◆ Directions ◆
Your task is to repeat the lines below exactly, excluding any pictures they contain.
[Opening Records provided section]
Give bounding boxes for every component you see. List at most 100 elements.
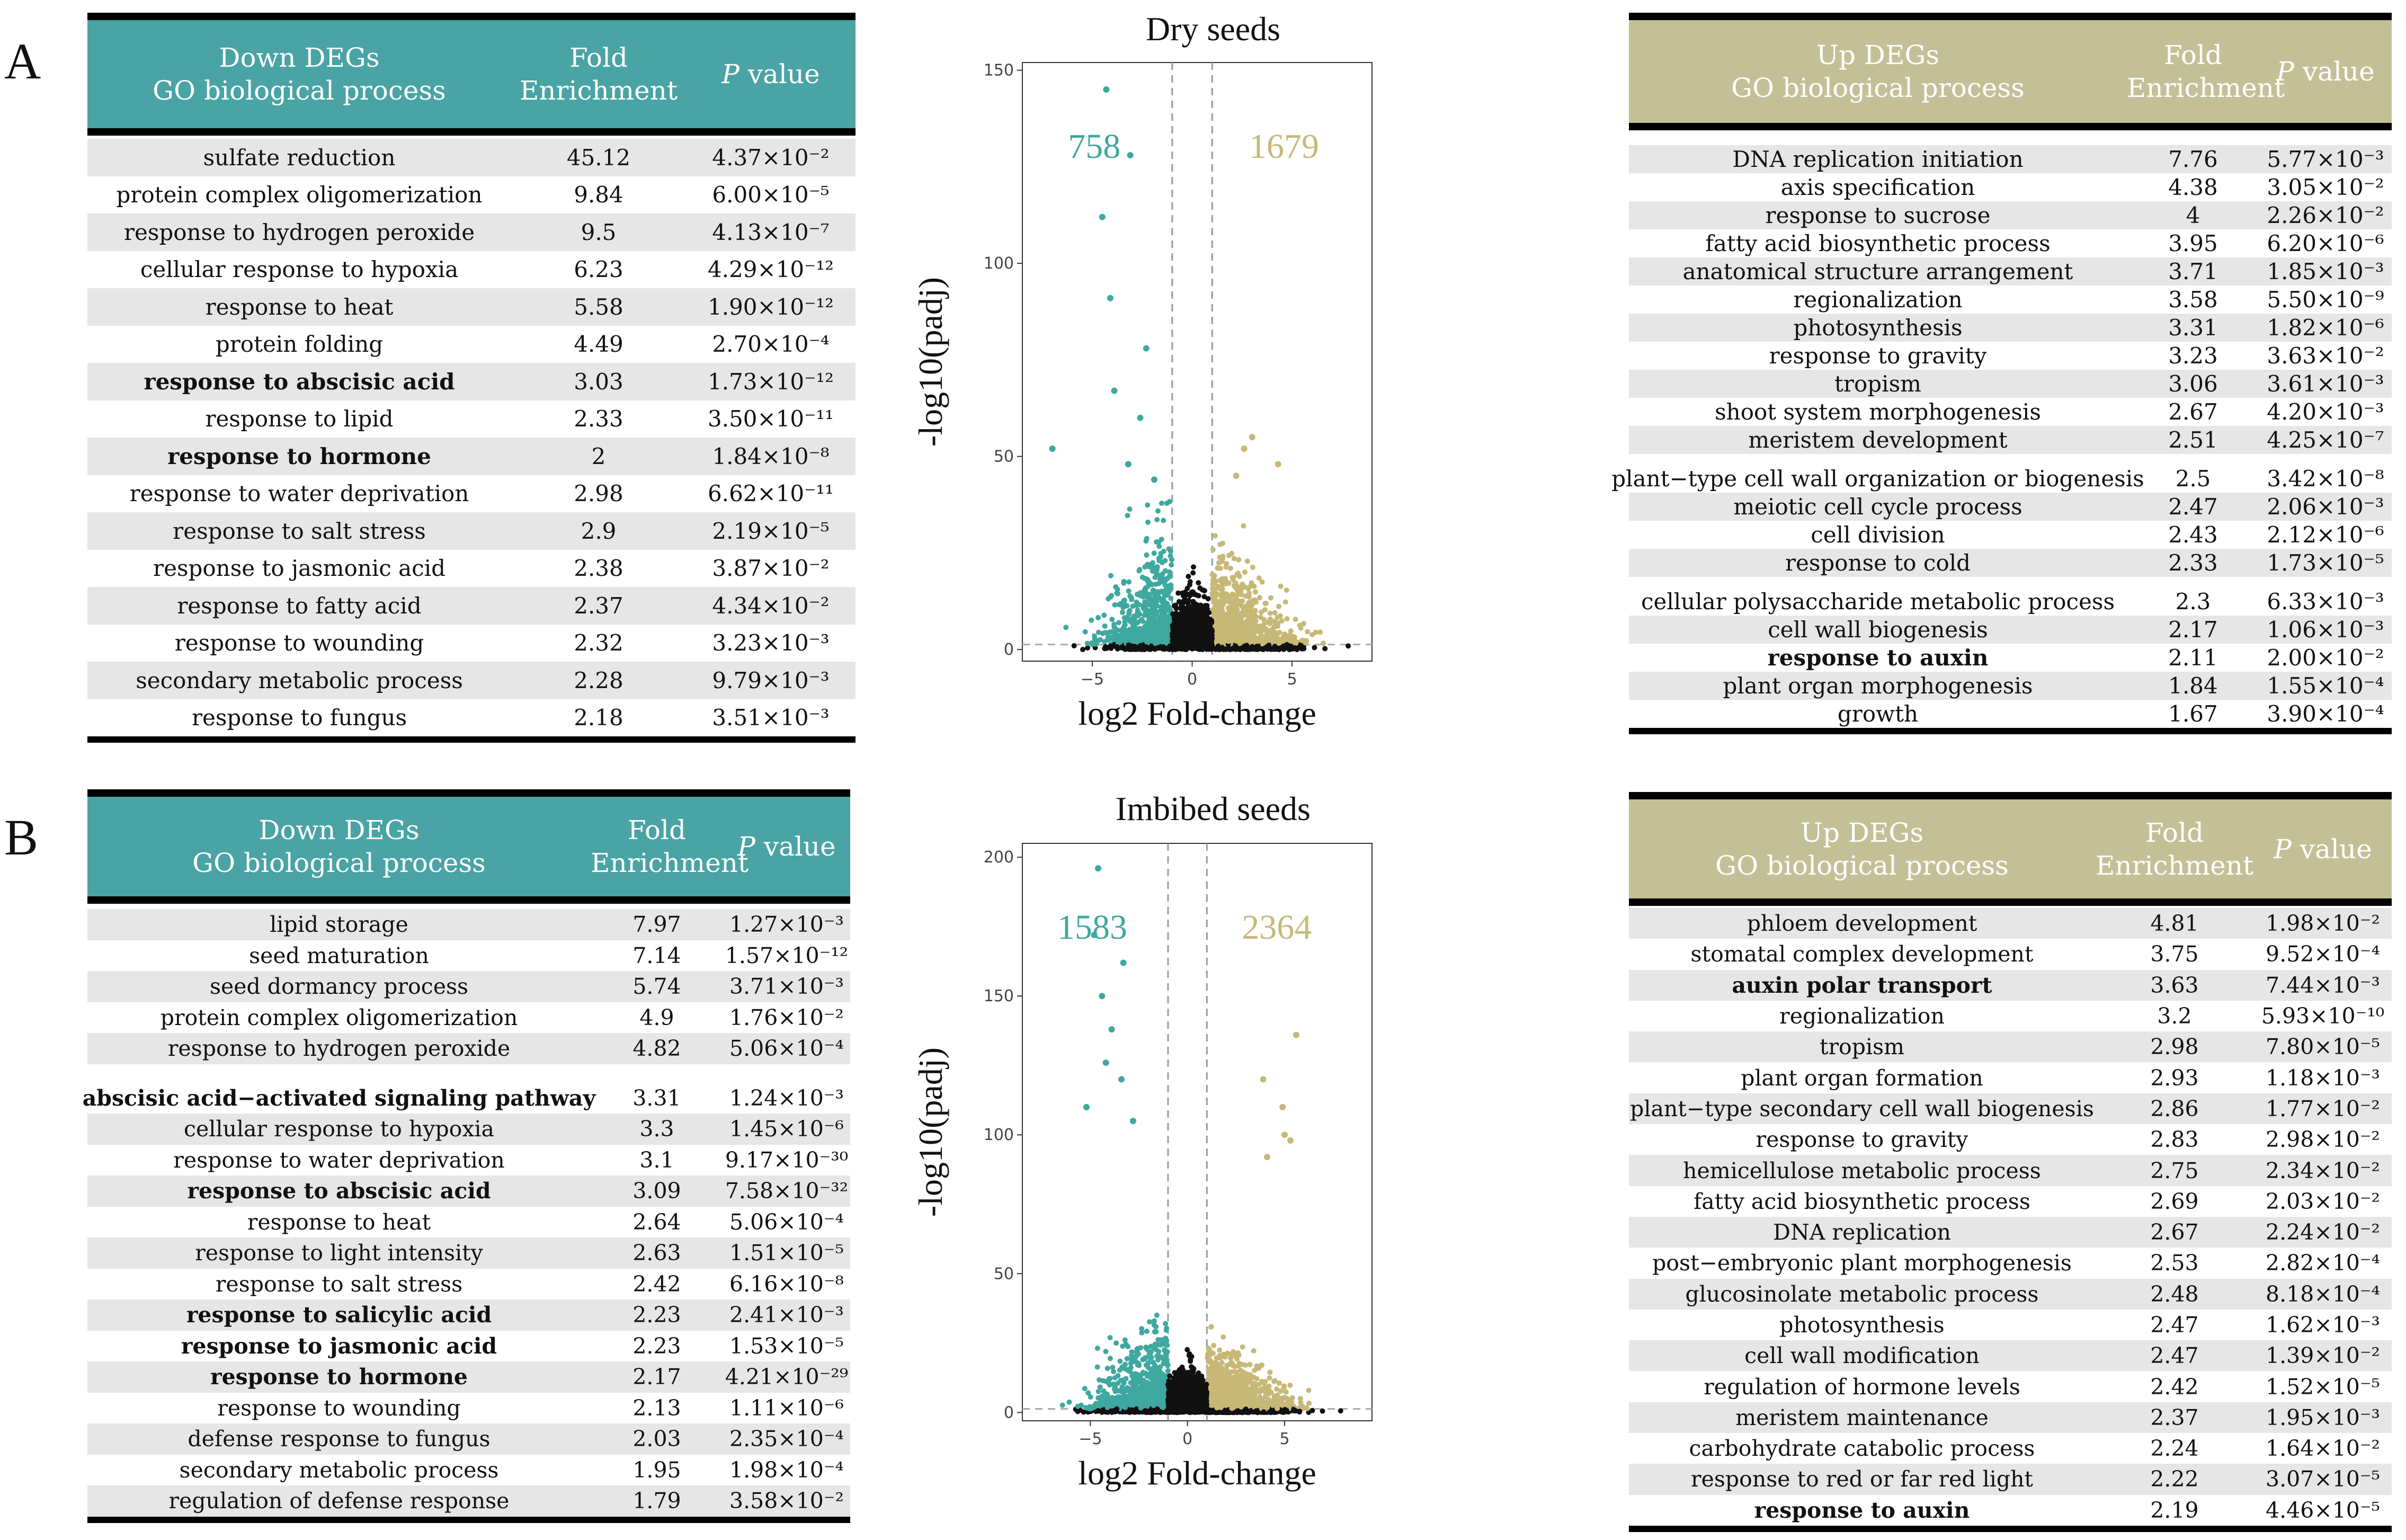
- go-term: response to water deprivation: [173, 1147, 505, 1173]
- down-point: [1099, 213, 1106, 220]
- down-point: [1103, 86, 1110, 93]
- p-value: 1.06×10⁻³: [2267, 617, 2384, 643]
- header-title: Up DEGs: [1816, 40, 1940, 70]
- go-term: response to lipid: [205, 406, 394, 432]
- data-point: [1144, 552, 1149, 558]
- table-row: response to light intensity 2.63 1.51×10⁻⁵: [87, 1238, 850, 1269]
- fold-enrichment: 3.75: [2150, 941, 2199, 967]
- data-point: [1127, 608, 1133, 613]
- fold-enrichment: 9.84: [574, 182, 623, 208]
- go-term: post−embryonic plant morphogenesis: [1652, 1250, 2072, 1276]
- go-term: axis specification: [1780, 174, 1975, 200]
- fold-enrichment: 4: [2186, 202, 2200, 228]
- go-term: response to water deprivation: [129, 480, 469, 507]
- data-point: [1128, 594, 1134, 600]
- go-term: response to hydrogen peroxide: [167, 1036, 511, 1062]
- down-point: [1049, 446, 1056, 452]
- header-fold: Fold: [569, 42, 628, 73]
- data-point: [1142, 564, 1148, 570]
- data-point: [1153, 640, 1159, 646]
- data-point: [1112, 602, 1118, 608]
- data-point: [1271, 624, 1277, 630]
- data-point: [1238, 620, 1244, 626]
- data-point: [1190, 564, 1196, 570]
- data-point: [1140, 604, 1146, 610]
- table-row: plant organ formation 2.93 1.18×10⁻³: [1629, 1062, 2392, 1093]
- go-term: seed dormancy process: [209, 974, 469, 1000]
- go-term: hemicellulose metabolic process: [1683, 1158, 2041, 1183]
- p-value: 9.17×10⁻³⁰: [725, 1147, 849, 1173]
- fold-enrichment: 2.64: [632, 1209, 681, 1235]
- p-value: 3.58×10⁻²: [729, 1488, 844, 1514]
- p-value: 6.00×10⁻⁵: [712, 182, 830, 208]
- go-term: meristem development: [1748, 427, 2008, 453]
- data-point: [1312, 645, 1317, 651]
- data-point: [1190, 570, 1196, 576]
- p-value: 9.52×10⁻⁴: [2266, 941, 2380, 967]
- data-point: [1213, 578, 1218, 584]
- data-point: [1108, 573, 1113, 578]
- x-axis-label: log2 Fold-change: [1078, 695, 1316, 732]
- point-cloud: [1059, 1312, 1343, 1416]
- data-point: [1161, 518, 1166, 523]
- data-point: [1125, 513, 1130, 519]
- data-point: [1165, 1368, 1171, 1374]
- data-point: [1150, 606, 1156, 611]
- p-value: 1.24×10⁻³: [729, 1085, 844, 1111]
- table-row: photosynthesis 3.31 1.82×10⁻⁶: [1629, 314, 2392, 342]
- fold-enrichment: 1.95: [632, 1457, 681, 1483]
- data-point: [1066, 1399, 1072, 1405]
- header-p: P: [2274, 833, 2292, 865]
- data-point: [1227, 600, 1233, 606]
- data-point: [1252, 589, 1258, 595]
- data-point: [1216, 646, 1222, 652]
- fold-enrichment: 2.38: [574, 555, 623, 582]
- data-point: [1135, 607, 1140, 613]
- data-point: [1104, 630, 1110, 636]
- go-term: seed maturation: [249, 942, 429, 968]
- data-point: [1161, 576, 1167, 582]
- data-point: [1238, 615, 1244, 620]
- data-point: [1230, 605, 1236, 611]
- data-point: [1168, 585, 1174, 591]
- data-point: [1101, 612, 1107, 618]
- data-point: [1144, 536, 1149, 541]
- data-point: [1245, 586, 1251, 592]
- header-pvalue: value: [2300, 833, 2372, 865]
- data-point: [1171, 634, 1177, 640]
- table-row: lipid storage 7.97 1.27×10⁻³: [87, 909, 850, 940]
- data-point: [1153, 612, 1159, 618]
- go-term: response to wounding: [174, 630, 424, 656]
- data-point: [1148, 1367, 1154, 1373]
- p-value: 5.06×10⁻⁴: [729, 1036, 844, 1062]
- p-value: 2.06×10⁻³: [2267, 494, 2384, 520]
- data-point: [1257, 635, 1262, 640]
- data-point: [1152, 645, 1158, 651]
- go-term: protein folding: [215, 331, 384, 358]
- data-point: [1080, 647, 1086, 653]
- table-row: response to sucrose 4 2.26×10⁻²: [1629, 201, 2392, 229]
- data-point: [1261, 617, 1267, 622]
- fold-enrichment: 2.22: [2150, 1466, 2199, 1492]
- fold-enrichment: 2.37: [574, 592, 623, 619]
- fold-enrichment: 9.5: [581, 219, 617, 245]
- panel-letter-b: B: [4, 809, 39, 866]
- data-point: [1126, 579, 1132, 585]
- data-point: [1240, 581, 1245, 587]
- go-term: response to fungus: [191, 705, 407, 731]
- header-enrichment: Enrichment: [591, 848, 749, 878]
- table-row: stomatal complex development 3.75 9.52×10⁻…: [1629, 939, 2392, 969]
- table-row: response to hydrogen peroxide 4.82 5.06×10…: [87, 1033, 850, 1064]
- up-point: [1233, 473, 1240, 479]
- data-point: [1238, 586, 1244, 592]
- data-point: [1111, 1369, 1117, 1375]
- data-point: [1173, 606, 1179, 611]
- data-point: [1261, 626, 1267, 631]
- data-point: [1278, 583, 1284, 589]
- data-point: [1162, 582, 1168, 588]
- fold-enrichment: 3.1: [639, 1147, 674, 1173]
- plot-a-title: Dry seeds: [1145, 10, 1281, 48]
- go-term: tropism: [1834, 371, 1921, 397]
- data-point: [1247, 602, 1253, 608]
[Closing Records provided section]
◆ Finished exercise ◆
Give bounding boxes for every component you see. List at most 100 elements.
- go-term: response to water deprivation: [173, 1147, 505, 1173]
- down-point: [1099, 213, 1106, 220]
- down-point: [1103, 86, 1110, 93]
- p-value: 1.06×10⁻³: [2267, 617, 2384, 643]
- header-title: Up DEGs: [1816, 40, 1940, 70]
- go-term: response to lipid: [205, 406, 394, 432]
- data-point: [1144, 552, 1149, 558]
- table-row: response to light intensity 2.63 1.51×10⁻⁵: [87, 1238, 850, 1269]
- fold-enrichment: 3.75: [2150, 941, 2199, 967]
- data-point: [1127, 608, 1133, 613]
- fold-enrichment: 9.84: [574, 182, 623, 208]
- go-term: post−embryonic plant morphogenesis: [1652, 1250, 2072, 1276]
- go-term: axis specification: [1780, 174, 1975, 200]
- fold-enrichment: 4: [2186, 202, 2200, 228]
- go-term: response to water deprivation: [129, 480, 469, 507]
- data-point: [1128, 594, 1134, 600]
- go-term: response to hydrogen peroxide: [167, 1036, 511, 1062]
- down-point: [1049, 446, 1056, 452]
- header-fold: Fold: [569, 42, 628, 73]
- data-point: [1142, 564, 1148, 570]
- data-point: [1153, 640, 1159, 646]
- data-point: [1112, 602, 1118, 608]
- data-point: [1271, 624, 1277, 630]
- data-point: [1238, 620, 1244, 626]
- data-point: [1190, 564, 1196, 570]
- data-point: [1140, 604, 1146, 610]
- table-row: plant organ formation 2.93 1.18×10⁻³: [1629, 1062, 2392, 1093]
- go-term: seed dormancy process: [209, 974, 469, 1000]
- go-term: hemicellulose metabolic process: [1683, 1158, 2041, 1183]
- p-value: 9.17×10⁻³⁰: [725, 1147, 849, 1173]
- fold-enrichment: 2.64: [632, 1209, 681, 1235]
- p-value: 3.58×10⁻²: [729, 1488, 844, 1514]
- p-value: 6.00×10⁻⁵: [712, 182, 830, 208]
- go-term: meristem development: [1748, 427, 2008, 453]
- data-point: [1312, 645, 1317, 651]
- data-point: [1190, 570, 1196, 576]
- p-value: 9.52×10⁻⁴: [2266, 941, 2380, 967]
- data-point: [1213, 578, 1218, 584]
- data-point: [1108, 573, 1113, 578]
- x-axis-label: log2 Fold-change: [1078, 695, 1316, 732]
- point-cloud: [1059, 1312, 1343, 1416]
- data-point: [1161, 518, 1166, 523]
- data-point: [1125, 513, 1130, 519]
- data-point: [1165, 1368, 1171, 1374]
- data-point: [1150, 606, 1156, 611]
- p-value: 1.24×10⁻³: [729, 1085, 844, 1111]
- table-row: photosynthesis 3.31 1.82×10⁻⁶: [1629, 314, 2392, 342]
- fold-enrichment: 1.95: [632, 1457, 681, 1483]
- data-point: [1066, 1399, 1072, 1405]
- header-p: P: [2274, 833, 2292, 865]
- data-point: [1227, 600, 1233, 606]
- data-point: [1252, 589, 1258, 595]
- data-point: [1216, 646, 1222, 652]
- fold-enrichment: 2.38: [574, 555, 623, 582]
- data-point: [1135, 607, 1140, 613]
- data-point: [1104, 630, 1110, 636]
- go-term: seed maturation: [249, 942, 429, 968]
- data-point: [1161, 576, 1167, 582]
- data-point: [1238, 615, 1244, 620]
- data-point: [1230, 605, 1236, 611]
- data-point: [1168, 585, 1174, 591]
- data-point: [1101, 612, 1107, 618]
- data-point: [1144, 536, 1149, 541]
- data-point: [1245, 586, 1251, 592]
- header-pvalue: value: [2300, 833, 2372, 865]
- data-point: [1171, 634, 1177, 640]
- table-row: lipid storage 7.97 1.27×10⁻³: [87, 909, 850, 940]
- data-point: [1153, 612, 1159, 618]
- go-term: response to wounding: [174, 630, 424, 656]
- data-point: [1148, 1367, 1154, 1373]
- p-value: 5.06×10⁻⁴: [729, 1036, 844, 1062]
- p-value: 2.06×10⁻³: [2267, 494, 2384, 520]
- data-point: [1257, 635, 1262, 640]
- data-point: [1152, 645, 1158, 651]
- go-term: protein folding: [215, 331, 384, 358]
- data-point: [1080, 647, 1086, 653]
- table-row: response to sucrose 4 2.26×10⁻²: [1629, 201, 2392, 229]
- data-point: [1261, 617, 1267, 622]
- fold-enrichment: 2.22: [2150, 1466, 2199, 1492]
- fold-enrichment: 2.37: [574, 592, 623, 619]
- fold-enrichment: 9.5: [581, 219, 617, 245]
- panel-letter-b: B: [4, 809, 39, 866]
- data-point: [1126, 579, 1132, 585]
- data-point: [1240, 581, 1245, 587]
- go-term: response to fungus: [191, 705, 407, 731]
- header-enrichment: Enrichment: [591, 848, 749, 878]
- table-row: stomatal complex development 3.75 9.52×10⁻…: [1629, 939, 2392, 969]
- table-row: response to hydrogen peroxide 4.82 5.06×10…: [87, 1033, 850, 1064]
- up-point: [1233, 473, 1240, 479]
- data-point: [1238, 586, 1244, 592]
- data-point: [1111, 1369, 1117, 1375]
- data-point: [1173, 606, 1179, 611]
- data-point: [1261, 626, 1267, 631]
- data-point: [1278, 583, 1284, 589]
- data-point: [1162, 582, 1168, 588]
- fold-enrichment: 3.1: [639, 1147, 674, 1173]
- plot-a-title: Dry seeds: [1145, 10, 1281, 48]
- go-term: tropism: [1834, 371, 1921, 397]
- data-point: [1247, 602, 1253, 608]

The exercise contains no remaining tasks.